(Material provided):
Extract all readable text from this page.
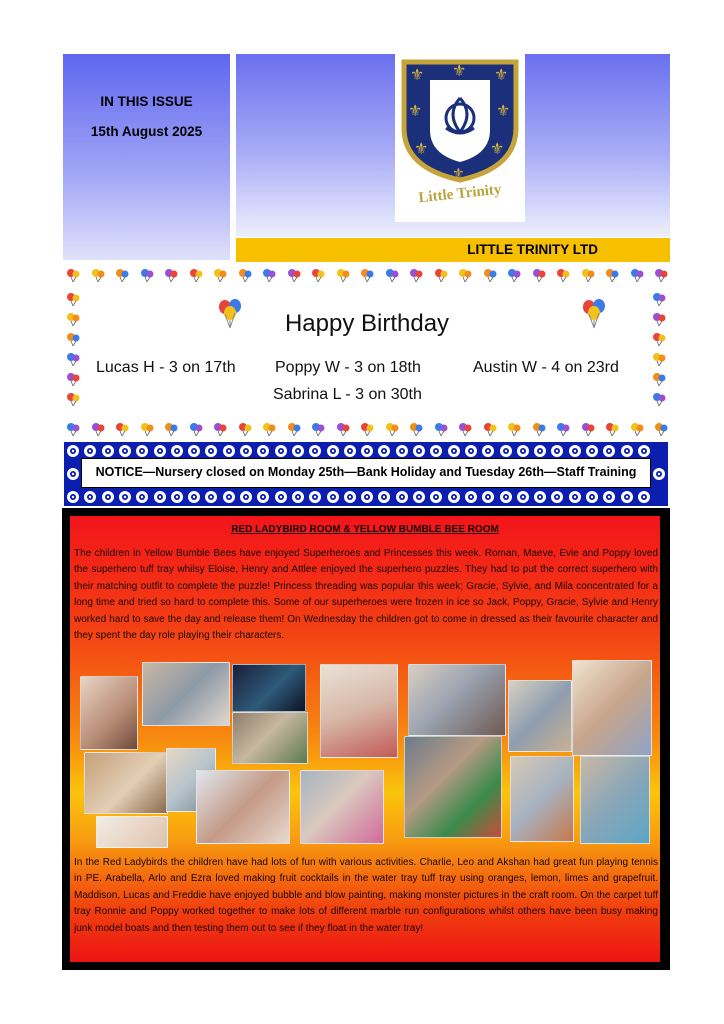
IN THIS ISSUE
15th August 2025
⚜ ⚜ ⚜
⚜	⚜
⚜	⚜
⚜
Little Trinity
LITTLE TRINITY LTD
Happy Birthday
Lucas H - 3 on 17th Poppy W - 3 on 18th	Austin W - 4 on 23rd
Sabrina L - 3 on 30th
NOTICE—Nursery closed on Monday 25th—Bank Holiday and Tuesday 26th—Staff Training
RED LADYBIRD ROOM & YELLOW BUMBLE BEE ROOM
The children in Yellow Bumble Bees have enjoyed Superheroes and Princesses this week. Roman, Maeve, Evie and Poppy loved the superhero tuff tray whilsy Eloise, Henry and Attlee enjoyed the superhero puzzles. They had to put the correct superhero with their matching outfit to complete the puzzle! Princess threading was popular this week; Gracie, Sylvie, and Mila concentrated for a long time and tried so hard to complete this. Some of our superheroes were frozen in ice so Jack, Poppy, Gracie, Sylvie and Henry worked hard to save the day and release them! On Wednesday the children got to come in dressed as their favourite character and they spent the day role playing their characters.
In the Red Ladybirds the children have had lots of fun with various activities. Charlie, Leo and Akshan had great fun playing tennis in PE. Arabella, Arlo and Ezra loved making fruit cocktails in the water tray tuff tray using oranges, lemon, limes and grapefruit. Maddison, Lucas and Freddie have enjoyed bubble and blow painting, making monster pictures in the craft room. On the carpet tuff tray Ronnie and Poppy worked together to make lots of different marble run configurations whilst others have been busy making junk model boats and then testing them out to see if they float in the water tray!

(Exercise directions):
Omit the pictures, and quote the material above exactly as given.

(Exercise solution):
Extract all readable text from this page.
IN THIS ISSUE
15th August 2025
⚜ ⚜ ⚜
⚜	⚜
⚜	⚜
⚜
Little Trinity
LITTLE TRINITY LTD
Happy Birthday
Lucas H - 3 on 17th Poppy W - 3 on 18th	Austin W - 4 on 23rd
Sabrina L - 3 on 30th
NOTICE—Nursery closed on Monday 25th—Bank Holiday and Tuesday 26th—Staff Training
RED LADYBIRD ROOM & YELLOW BUMBLE BEE ROOM
The children in Yellow Bumble Bees have enjoyed Superheroes and Princesses this week. Roman, Maeve, Evie and Poppy loved the superhero tuff tray whilsy Eloise, Henry and Attlee enjoyed the superhero puzzles. They had to put the correct superhero with their matching outfit to complete the puzzle! Princess threading was popular this week; Gracie, Sylvie, and Mila concentrated for a long time and tried so hard to complete this. Some of our superheroes were frozen in ice so Jack, Poppy, Gracie, Sylvie and Henry worked hard to save the day and release them! On Wednesday the children got to come in dressed as their favourite character and they spent the day role playing their characters.
In the Red Ladybirds the children have had lots of fun with various activities. Charlie, Leo and Akshan had great fun playing tennis in PE. Arabella, Arlo and Ezra loved making fruit cocktails in the water tray tuff tray using oranges, lemon, limes and grapefruit. Maddison, Lucas and Freddie have enjoyed bubble and blow painting, making monster pictures in the craft room. On the carpet tuff tray Ronnie and Poppy worked together to make lots of different marble run configurations whilst others have been busy making junk model boats and then testing them out to see if they float in the water tray!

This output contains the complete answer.